Provided records
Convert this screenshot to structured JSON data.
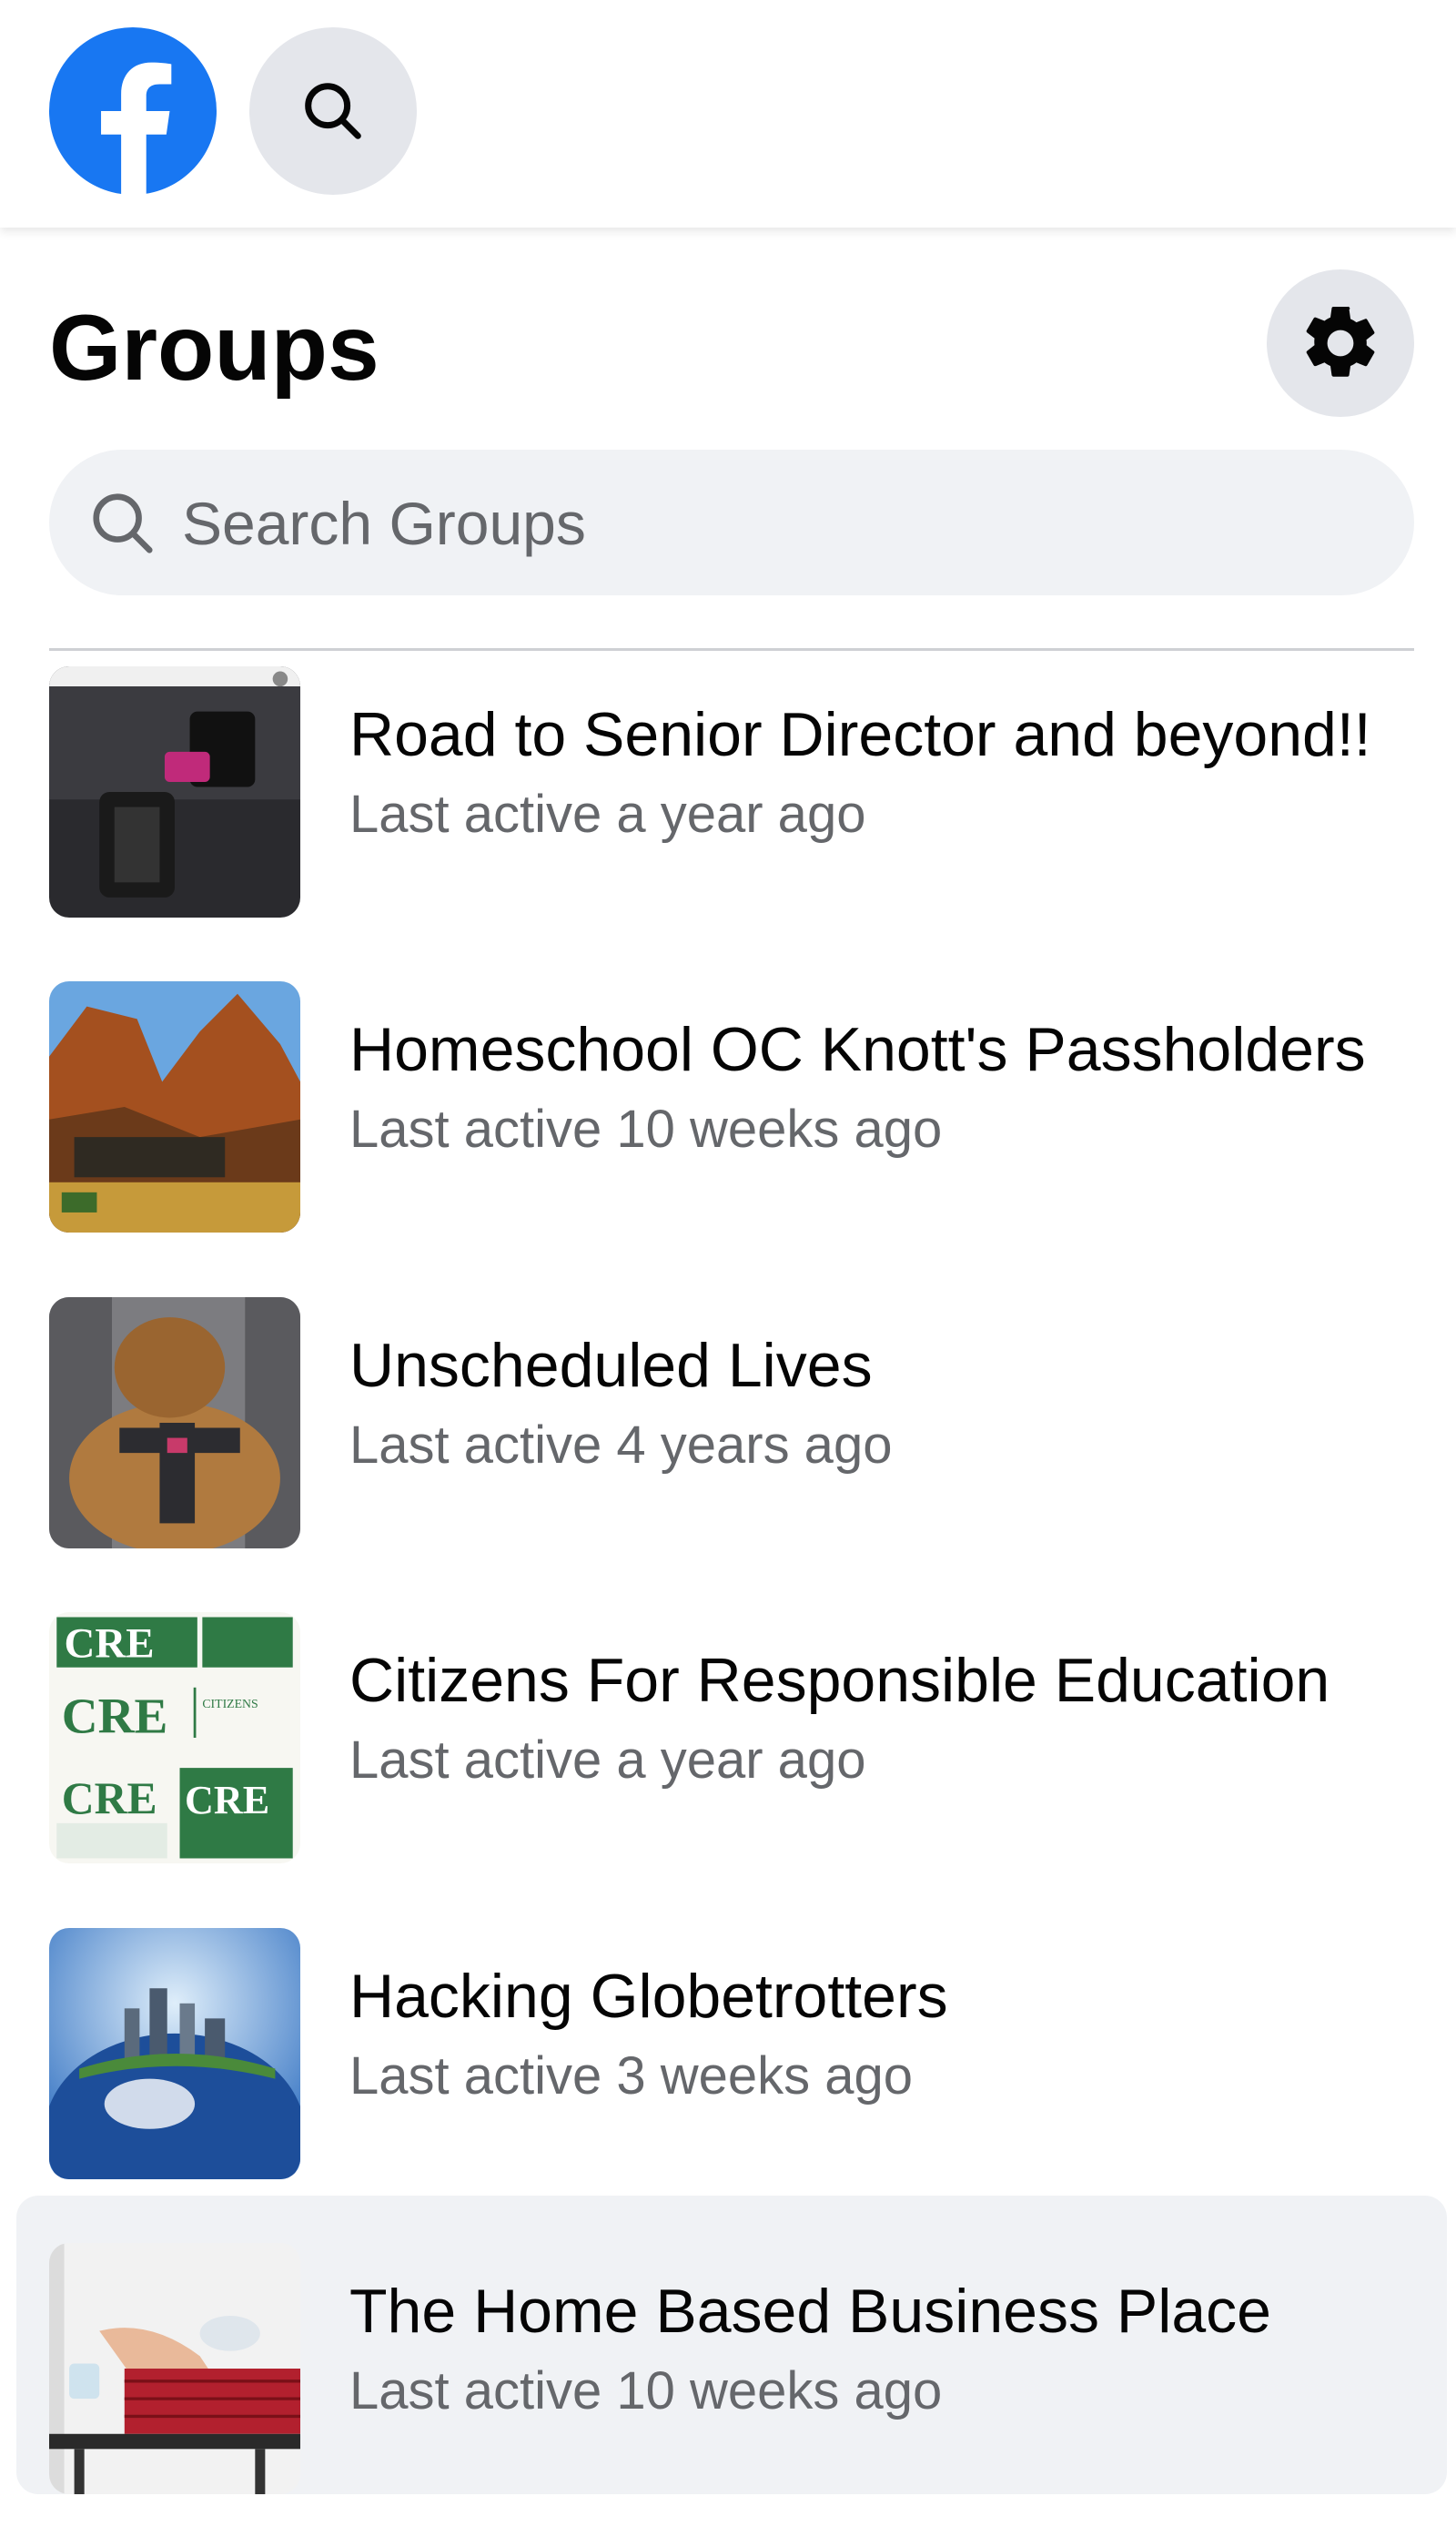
{
  "header": {
    "logo_icon": "facebook-logo-icon",
    "search_icon": "search-icon",
    "brand_color": "#1877f2"
  },
  "page": {
    "title": "Groups",
    "settings_icon": "gear-icon"
  },
  "search": {
    "placeholder": "Search Groups",
    "value": ""
  },
  "groups": [
    {
      "name": "Road to Senior Director and beyond!!",
      "status": "Last active a year ago",
      "thumb": "product-photo"
    },
    {
      "name": "Homeschool OC Knott's Passholders",
      "status": "Last active 10 weeks ago",
      "thumb": "rock-landscape"
    },
    {
      "name": "Unscheduled Lives",
      "status": "Last active 4 years ago",
      "thumb": "dog-photo"
    },
    {
      "name": "Citizens For Responsible Education",
      "status": "Last active a year ago",
      "thumb": "cre-logo"
    },
    {
      "name": "Hacking Globetrotters",
      "status": "Last active 3 weeks ago",
      "thumb": "globe-city"
    },
    {
      "name": "The Home Based Business Place",
      "status": "Last active 10 weeks ago",
      "thumb": "home-office-photo"
    }
  ],
  "thumb_text": {
    "cre_small": "CITIZENS"
  }
}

What you should do
Leaving the pictures aside, transcribe the entire listing exactly.

Output below
Convert this screenshot to structured JSON data.
{
  "header": {
    "logo_icon": "facebook-logo-icon",
    "search_icon": "search-icon",
    "brand_color": "#1877f2"
  },
  "page": {
    "title": "Groups",
    "settings_icon": "gear-icon"
  },
  "search": {
    "placeholder": "Search Groups",
    "value": ""
  },
  "groups": [
    {
      "name": "Road to Senior Director and beyond!!",
      "status": "Last active a year ago",
      "thumb": "product-photo"
    },
    {
      "name": "Homeschool OC Knott's Passholders",
      "status": "Last active 10 weeks ago",
      "thumb": "rock-landscape"
    },
    {
      "name": "Unscheduled Lives",
      "status": "Last active 4 years ago",
      "thumb": "dog-photo"
    },
    {
      "name": "Citizens For Responsible Education",
      "status": "Last active a year ago",
      "thumb": "cre-logo"
    },
    {
      "name": "Hacking Globetrotters",
      "status": "Last active 3 weeks ago",
      "thumb": "globe-city"
    },
    {
      "name": "The Home Based Business Place",
      "status": "Last active 10 weeks ago",
      "thumb": "home-office-photo"
    }
  ],
  "thumb_text": {
    "cre_small": "CITIZENS"
  }
}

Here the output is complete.